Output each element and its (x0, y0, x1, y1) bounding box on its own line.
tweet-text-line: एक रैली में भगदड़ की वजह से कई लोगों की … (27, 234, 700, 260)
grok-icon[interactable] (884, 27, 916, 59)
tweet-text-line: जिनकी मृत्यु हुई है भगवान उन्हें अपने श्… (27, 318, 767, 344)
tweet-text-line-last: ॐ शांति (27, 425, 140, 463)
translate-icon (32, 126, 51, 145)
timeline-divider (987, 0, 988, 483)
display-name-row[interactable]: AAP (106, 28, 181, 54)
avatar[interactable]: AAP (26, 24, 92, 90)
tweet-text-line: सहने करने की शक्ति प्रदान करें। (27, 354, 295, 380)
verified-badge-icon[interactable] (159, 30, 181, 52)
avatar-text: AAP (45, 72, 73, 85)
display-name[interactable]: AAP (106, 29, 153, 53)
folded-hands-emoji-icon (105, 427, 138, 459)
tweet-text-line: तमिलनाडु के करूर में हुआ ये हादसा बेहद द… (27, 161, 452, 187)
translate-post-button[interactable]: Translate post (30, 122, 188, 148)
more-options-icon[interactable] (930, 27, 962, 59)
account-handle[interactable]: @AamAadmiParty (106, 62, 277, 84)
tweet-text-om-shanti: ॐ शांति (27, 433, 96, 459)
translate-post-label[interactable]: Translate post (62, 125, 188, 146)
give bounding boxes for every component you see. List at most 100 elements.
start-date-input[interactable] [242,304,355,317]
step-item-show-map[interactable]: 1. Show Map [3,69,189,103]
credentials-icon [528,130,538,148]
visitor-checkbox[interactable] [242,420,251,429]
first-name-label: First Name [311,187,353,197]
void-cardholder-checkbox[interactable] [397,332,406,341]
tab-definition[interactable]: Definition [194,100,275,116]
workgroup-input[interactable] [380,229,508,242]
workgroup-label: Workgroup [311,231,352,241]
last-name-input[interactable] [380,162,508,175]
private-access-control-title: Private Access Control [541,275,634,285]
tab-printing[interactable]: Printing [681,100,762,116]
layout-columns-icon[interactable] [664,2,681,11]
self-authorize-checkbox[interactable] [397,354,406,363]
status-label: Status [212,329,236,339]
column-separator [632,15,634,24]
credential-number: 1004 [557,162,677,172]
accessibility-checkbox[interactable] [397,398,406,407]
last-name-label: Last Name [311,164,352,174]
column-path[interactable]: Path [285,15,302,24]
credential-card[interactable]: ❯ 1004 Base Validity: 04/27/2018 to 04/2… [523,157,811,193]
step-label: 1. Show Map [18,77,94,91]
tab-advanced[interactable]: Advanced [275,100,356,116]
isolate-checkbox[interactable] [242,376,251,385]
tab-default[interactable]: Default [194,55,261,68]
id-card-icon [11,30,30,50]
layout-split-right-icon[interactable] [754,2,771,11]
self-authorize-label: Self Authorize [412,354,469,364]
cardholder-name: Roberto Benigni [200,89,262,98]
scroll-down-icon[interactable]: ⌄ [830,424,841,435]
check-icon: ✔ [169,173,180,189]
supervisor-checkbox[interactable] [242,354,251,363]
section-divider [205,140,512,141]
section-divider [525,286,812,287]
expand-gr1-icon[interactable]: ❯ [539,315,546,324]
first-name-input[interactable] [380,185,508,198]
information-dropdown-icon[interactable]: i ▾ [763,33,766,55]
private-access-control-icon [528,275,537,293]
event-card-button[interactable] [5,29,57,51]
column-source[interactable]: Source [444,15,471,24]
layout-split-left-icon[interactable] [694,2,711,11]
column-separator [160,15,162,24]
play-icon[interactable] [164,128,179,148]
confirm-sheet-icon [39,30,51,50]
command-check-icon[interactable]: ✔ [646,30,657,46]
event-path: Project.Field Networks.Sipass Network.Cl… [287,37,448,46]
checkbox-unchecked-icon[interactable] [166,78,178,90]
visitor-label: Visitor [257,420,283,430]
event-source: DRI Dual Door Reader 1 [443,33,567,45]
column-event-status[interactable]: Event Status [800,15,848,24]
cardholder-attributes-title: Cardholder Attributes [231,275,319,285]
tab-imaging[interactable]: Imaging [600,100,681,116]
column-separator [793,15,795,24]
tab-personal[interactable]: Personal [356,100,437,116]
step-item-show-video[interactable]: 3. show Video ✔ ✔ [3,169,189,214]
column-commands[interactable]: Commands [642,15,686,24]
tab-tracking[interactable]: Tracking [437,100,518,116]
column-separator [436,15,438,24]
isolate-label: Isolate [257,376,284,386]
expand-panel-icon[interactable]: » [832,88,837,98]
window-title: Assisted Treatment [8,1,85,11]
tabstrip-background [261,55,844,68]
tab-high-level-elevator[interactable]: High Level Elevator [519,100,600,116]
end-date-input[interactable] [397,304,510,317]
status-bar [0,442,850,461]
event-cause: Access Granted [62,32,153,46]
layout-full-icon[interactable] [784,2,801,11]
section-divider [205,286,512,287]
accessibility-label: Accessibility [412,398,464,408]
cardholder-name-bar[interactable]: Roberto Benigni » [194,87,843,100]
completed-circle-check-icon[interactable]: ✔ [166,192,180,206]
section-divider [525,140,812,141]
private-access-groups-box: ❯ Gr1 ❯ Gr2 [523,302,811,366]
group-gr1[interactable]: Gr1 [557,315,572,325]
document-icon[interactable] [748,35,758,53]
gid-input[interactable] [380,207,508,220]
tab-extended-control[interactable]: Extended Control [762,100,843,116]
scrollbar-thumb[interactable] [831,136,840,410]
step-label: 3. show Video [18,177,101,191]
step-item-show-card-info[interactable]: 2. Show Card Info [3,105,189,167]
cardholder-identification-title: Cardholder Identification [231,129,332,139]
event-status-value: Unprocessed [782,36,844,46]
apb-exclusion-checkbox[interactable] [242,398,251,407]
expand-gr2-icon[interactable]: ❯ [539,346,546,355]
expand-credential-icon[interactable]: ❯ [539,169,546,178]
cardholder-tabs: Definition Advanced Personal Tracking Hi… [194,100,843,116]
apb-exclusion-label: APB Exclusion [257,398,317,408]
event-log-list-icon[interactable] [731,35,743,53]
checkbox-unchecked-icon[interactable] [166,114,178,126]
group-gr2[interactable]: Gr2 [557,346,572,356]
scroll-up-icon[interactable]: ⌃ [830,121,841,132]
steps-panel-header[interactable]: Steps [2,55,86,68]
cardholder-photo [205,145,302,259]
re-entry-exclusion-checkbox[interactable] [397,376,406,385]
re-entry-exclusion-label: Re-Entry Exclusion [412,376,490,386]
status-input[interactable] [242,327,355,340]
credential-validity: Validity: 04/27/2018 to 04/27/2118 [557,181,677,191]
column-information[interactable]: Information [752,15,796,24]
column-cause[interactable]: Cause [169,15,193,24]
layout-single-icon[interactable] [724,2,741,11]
┄┄┄┄┄┄┄┄┄┄
* Task prompt
Copy every line of the entries above word for word.

* Task solution
Output each element and its (x0, y0, x1, y1) bounding box on its own line.
tweet-text-line: एक रैली में भगदड़ की वजह से कई लोगों की … (27, 234, 700, 260)
grok-icon[interactable] (884, 27, 916, 59)
tweet-text-line: जिनकी मृत्यु हुई है भगवान उन्हें अपने श्… (27, 318, 767, 344)
tweet-text-line-last: ॐ शांति (27, 425, 140, 463)
translate-icon (32, 126, 51, 145)
timeline-divider (987, 0, 988, 483)
display-name-row[interactable]: AAP (106, 28, 181, 54)
avatar[interactable]: AAP (26, 24, 92, 90)
tweet-text-line: सहने करने की शक्ति प्रदान करें। (27, 354, 295, 380)
verified-badge-icon[interactable] (159, 30, 181, 52)
avatar-text: AAP (45, 72, 73, 85)
display-name[interactable]: AAP (106, 29, 153, 53)
folded-hands-emoji-icon (105, 427, 138, 459)
tweet-text-line: तमिलनाडु के करूर में हुआ ये हादसा बेहद द… (27, 161, 452, 187)
translate-post-button[interactable]: Translate post (30, 122, 188, 148)
more-options-icon[interactable] (930, 27, 962, 59)
account-handle[interactable]: @AamAadmiParty (106, 62, 277, 84)
tweet-text-om-shanti: ॐ शांति (27, 433, 96, 459)
translate-post-label[interactable]: Translate post (62, 125, 188, 146)
give bounding boxes for every component you see. List at most 100 elements.
start-date-input[interactable] [242,304,355,317]
step-item-show-map[interactable]: 1. Show Map [3,69,189,103]
credentials-icon [528,130,538,148]
visitor-checkbox[interactable] [242,420,251,429]
first-name-label: First Name [311,187,353,197]
void-cardholder-checkbox[interactable] [397,332,406,341]
tab-definition[interactable]: Definition [194,100,275,116]
workgroup-input[interactable] [380,229,508,242]
workgroup-label: Workgroup [311,231,352,241]
last-name-input[interactable] [380,162,508,175]
private-access-control-title: Private Access Control [541,275,634,285]
tab-printing[interactable]: Printing [681,100,762,116]
layout-columns-icon[interactable] [664,2,681,11]
self-authorize-checkbox[interactable] [397,354,406,363]
status-label: Status [212,329,236,339]
column-separator [632,15,634,24]
credential-number: 1004 [557,162,677,172]
accessibility-checkbox[interactable] [397,398,406,407]
last-name-label: Last Name [311,164,352,174]
column-path[interactable]: Path [285,15,302,24]
credential-card[interactable]: ❯ 1004 Base Validity: 04/27/2018 to 04/2… [523,157,811,193]
step-label: 1. Show Map [18,77,94,91]
tab-advanced[interactable]: Advanced [275,100,356,116]
isolate-checkbox[interactable] [242,376,251,385]
tab-default[interactable]: Default [194,55,261,68]
id-card-icon [11,30,30,50]
layout-split-right-icon[interactable] [754,2,771,11]
self-authorize-label: Self Authorize [412,354,469,364]
cardholder-name: Roberto Benigni [200,89,262,98]
scroll-down-icon[interactable]: ⌄ [830,424,841,435]
check-icon: ✔ [169,173,180,189]
supervisor-checkbox[interactable] [242,354,251,363]
section-divider [205,140,512,141]
section-divider [525,286,812,287]
expand-gr1-icon[interactable]: ❯ [539,315,546,324]
first-name-input[interactable] [380,185,508,198]
information-dropdown-icon[interactable]: i ▾ [763,33,766,55]
private-access-control-icon [528,275,537,293]
event-card-button[interactable] [5,29,57,51]
column-source[interactable]: Source [444,15,471,24]
layout-split-left-icon[interactable] [694,2,711,11]
column-separator [160,15,162,24]
play-icon[interactable] [164,128,179,148]
confirm-sheet-icon [39,30,51,50]
command-check-icon[interactable]: ✔ [646,30,657,46]
event-path: Project.Field Networks.Sipass Network.Cl… [287,37,448,46]
checkbox-unchecked-icon[interactable] [166,78,178,90]
visitor-label: Visitor [257,420,283,430]
event-source: DRI Dual Door Reader 1 [443,33,567,45]
column-event-status[interactable]: Event Status [800,15,848,24]
cardholder-attributes-title: Cardholder Attributes [231,275,319,285]
tab-imaging[interactable]: Imaging [600,100,681,116]
column-separator [793,15,795,24]
tab-personal[interactable]: Personal [356,100,437,116]
step-item-show-video[interactable]: 3. show Video ✔ ✔ [3,169,189,214]
column-commands[interactable]: Commands [642,15,686,24]
tab-tracking[interactable]: Tracking [437,100,518,116]
column-separator [436,15,438,24]
isolate-label: Isolate [257,376,284,386]
expand-panel-icon[interactable]: » [832,88,837,98]
window-title: Assisted Treatment [8,1,85,11]
tabstrip-background [261,55,844,68]
tab-high-level-elevator[interactable]: High Level Elevator [519,100,600,116]
end-date-input[interactable] [397,304,510,317]
status-bar [0,442,850,461]
event-cause: Access Granted [62,32,153,46]
layout-full-icon[interactable] [784,2,801,11]
section-divider [205,286,512,287]
accessibility-label: Accessibility [412,398,464,408]
cardholder-name-bar[interactable]: Roberto Benigni » [194,87,843,100]
completed-circle-check-icon[interactable]: ✔ [166,192,180,206]
section-divider [525,140,812,141]
private-access-groups-box: ❯ Gr1 ❯ Gr2 [523,302,811,366]
group-gr1[interactable]: Gr1 [557,315,572,325]
document-icon[interactable] [748,35,758,53]
gid-input[interactable] [380,207,508,220]
tab-extended-control[interactable]: Extended Control [762,100,843,116]
scrollbar-thumb[interactable] [831,136,840,410]
step-label: 3. show Video [18,177,101,191]
step-item-show-card-info[interactable]: 2. Show Card Info [3,105,189,167]
cardholder-identification-title: Cardholder Identification [231,129,332,139]
event-status-value: Unprocessed [782,36,844,46]
apb-exclusion-checkbox[interactable] [242,398,251,407]
expand-gr2-icon[interactable]: ❯ [539,346,546,355]
expand-credential-icon[interactable]: ❯ [539,169,546,178]
cardholder-tabs: Definition Advanced Personal Tracking Hi… [194,100,843,116]
apb-exclusion-label: APB Exclusion [257,398,317,408]
event-log-list-icon[interactable] [731,35,743,53]
checkbox-unchecked-icon[interactable] [166,114,178,126]
group-gr2[interactable]: Gr2 [557,346,572,356]
scroll-up-icon[interactable]: ⌃ [830,121,841,132]
steps-panel-header[interactable]: Steps [2,55,86,68]
cardholder-photo [205,145,302,259]
re-entry-exclusion-checkbox[interactable] [397,376,406,385]
re-entry-exclusion-label: Re-Entry Exclusion [412,376,490,386]
status-input[interactable] [242,327,355,340]
credential-validity: Validity: 04/27/2018 to 04/27/2118 [557,181,677,191]
column-information[interactable]: Information [752,15,796,24]
column-cause[interactable]: Cause [169,15,193,24]
layout-single-icon[interactable] [724,2,741,11]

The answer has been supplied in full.